*Task to carry out:* Search the records for "name". Copy every line where it appears.

****

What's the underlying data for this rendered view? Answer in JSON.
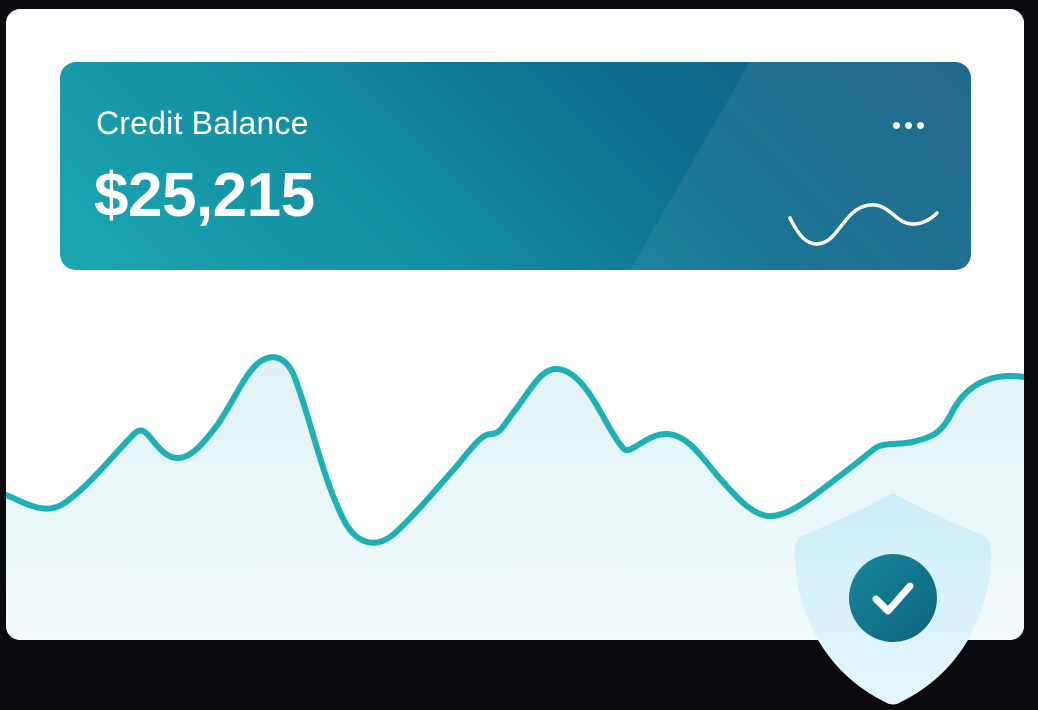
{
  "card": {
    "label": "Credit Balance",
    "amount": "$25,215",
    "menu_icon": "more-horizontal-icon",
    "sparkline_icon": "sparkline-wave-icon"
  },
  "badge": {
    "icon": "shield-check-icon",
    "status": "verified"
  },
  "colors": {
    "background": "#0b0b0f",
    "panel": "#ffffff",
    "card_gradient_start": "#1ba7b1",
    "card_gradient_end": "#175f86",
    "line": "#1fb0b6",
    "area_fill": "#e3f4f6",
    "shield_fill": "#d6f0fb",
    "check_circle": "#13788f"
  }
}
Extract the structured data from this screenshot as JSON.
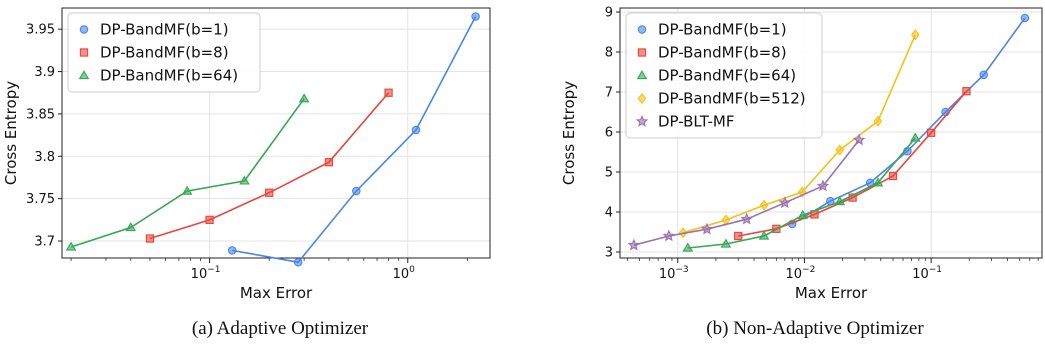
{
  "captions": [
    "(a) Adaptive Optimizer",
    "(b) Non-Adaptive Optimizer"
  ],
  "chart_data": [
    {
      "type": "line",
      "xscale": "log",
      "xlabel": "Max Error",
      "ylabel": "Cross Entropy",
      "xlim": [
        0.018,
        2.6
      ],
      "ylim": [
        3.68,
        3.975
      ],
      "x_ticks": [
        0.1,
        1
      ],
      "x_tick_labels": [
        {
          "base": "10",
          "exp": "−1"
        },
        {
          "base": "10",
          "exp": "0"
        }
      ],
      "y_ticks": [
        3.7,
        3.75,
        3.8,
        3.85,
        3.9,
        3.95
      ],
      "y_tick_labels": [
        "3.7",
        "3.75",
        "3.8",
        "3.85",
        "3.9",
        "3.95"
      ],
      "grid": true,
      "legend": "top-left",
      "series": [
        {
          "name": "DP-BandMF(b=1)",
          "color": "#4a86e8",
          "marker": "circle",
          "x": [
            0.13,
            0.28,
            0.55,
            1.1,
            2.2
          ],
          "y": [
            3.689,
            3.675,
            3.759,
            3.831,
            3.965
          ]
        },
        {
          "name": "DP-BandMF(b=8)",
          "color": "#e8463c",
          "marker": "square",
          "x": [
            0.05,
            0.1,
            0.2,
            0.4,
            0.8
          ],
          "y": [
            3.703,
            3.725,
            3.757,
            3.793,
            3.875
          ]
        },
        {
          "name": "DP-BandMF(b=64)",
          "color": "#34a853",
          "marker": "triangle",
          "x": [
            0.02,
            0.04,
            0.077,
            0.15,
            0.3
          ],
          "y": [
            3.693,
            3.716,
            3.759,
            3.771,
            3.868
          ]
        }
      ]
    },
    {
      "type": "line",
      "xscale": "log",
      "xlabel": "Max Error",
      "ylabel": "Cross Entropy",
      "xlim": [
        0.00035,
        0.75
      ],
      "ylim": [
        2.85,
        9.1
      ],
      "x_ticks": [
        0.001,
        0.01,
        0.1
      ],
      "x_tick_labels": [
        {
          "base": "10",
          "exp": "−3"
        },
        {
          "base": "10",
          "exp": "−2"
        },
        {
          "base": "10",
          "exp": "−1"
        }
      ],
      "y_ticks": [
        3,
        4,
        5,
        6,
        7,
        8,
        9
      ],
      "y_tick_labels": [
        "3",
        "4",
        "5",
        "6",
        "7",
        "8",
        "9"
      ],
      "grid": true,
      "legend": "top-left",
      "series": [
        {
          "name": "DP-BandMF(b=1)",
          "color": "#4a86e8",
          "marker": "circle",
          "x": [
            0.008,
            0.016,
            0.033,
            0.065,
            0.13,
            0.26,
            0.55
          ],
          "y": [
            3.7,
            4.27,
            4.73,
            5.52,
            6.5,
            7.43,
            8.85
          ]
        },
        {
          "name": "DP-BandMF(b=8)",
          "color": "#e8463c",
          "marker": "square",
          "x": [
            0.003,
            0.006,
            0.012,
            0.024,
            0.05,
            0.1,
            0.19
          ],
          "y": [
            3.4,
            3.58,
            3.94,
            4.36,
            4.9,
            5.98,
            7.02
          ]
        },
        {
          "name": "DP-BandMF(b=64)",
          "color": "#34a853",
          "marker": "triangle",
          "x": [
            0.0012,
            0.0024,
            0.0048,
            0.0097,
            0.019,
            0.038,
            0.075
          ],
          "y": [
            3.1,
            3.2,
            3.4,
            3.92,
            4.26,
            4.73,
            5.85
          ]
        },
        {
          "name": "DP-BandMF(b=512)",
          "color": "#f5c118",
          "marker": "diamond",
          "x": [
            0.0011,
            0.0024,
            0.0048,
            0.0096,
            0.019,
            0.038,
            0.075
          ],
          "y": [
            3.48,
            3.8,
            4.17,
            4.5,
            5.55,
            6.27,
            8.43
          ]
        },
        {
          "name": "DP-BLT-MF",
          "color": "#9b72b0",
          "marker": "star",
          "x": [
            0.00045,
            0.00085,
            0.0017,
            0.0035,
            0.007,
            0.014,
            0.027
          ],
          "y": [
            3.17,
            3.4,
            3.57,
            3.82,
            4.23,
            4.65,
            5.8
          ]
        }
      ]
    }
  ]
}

****

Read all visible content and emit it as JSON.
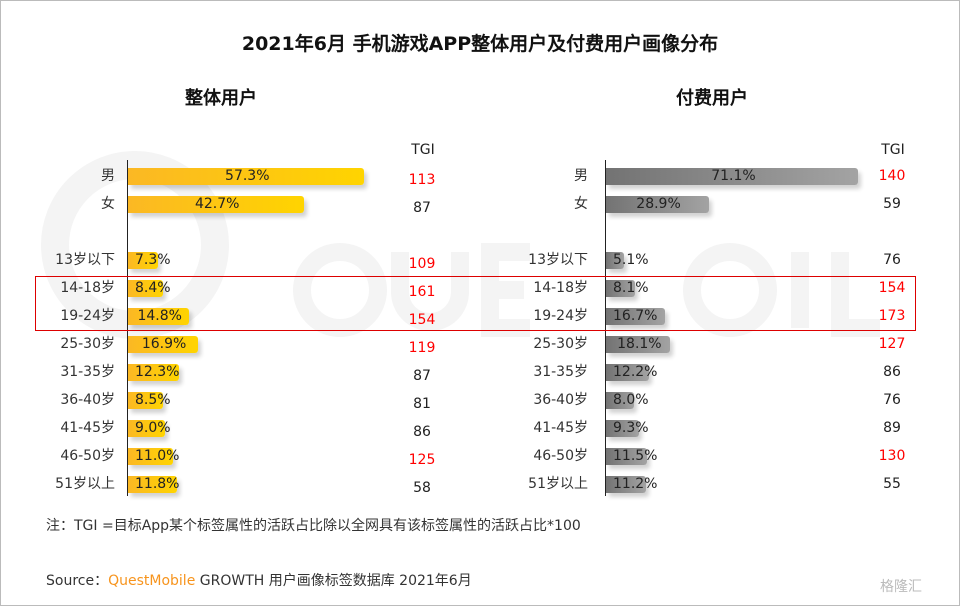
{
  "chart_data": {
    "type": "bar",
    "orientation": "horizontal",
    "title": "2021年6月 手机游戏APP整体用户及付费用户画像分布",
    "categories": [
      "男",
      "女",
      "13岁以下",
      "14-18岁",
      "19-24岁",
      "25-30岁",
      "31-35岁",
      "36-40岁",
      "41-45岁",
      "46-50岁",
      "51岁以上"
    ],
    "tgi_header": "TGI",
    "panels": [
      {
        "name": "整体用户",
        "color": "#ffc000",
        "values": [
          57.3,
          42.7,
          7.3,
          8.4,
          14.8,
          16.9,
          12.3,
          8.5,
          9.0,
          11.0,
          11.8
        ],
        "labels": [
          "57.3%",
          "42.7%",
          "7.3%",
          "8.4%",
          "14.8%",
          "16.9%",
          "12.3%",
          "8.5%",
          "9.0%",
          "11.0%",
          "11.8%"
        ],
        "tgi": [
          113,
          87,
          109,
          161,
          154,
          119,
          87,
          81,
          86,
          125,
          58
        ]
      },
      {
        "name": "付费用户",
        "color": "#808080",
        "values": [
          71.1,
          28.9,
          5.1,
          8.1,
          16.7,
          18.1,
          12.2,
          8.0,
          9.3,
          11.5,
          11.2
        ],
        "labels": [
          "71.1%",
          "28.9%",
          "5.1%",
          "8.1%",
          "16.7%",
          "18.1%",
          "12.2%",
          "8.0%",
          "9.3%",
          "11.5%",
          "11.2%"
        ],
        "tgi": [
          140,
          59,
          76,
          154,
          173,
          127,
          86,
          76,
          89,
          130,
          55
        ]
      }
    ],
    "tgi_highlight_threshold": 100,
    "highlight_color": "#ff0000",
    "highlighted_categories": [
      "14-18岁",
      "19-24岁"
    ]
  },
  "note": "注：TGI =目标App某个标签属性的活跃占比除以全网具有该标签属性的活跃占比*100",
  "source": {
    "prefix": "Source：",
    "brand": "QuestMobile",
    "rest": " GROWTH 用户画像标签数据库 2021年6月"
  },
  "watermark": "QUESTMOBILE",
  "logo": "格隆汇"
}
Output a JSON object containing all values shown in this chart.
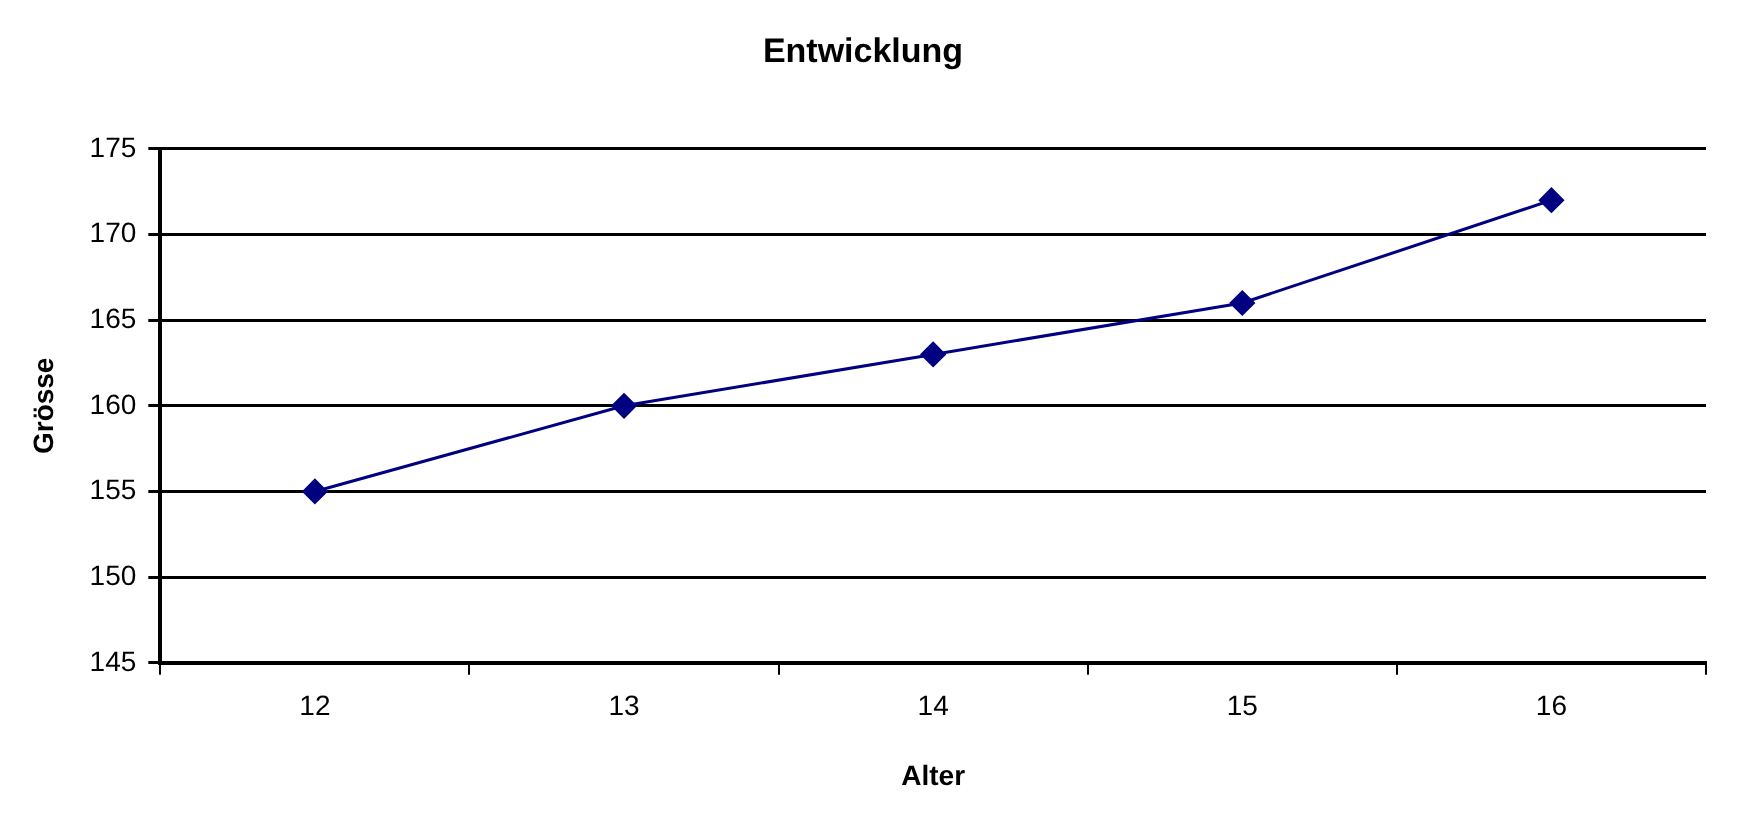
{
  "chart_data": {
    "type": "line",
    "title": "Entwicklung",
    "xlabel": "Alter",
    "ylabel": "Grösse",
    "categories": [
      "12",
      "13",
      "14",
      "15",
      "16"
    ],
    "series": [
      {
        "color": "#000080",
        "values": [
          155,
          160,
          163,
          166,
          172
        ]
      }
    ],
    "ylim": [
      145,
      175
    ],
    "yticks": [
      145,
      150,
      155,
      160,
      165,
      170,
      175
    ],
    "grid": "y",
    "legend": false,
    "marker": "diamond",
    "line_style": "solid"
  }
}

****

*Task response:*
          "name": "DP-BandMF(b=1)",
          "name": "DP-BandMF(b=8)",
          "name": "DP-BandMF(b=64)",
          "name": "DP-BandMF(b=1)",
          "name": "DP-BandMF(b=8)",
          "name": "DP-BandMF(b=64)",
          "name": "DP-BandMF(b=512)",
          "name": "DP-BLT-MF",
        "name": "整体用户",
        "name": "付费用户",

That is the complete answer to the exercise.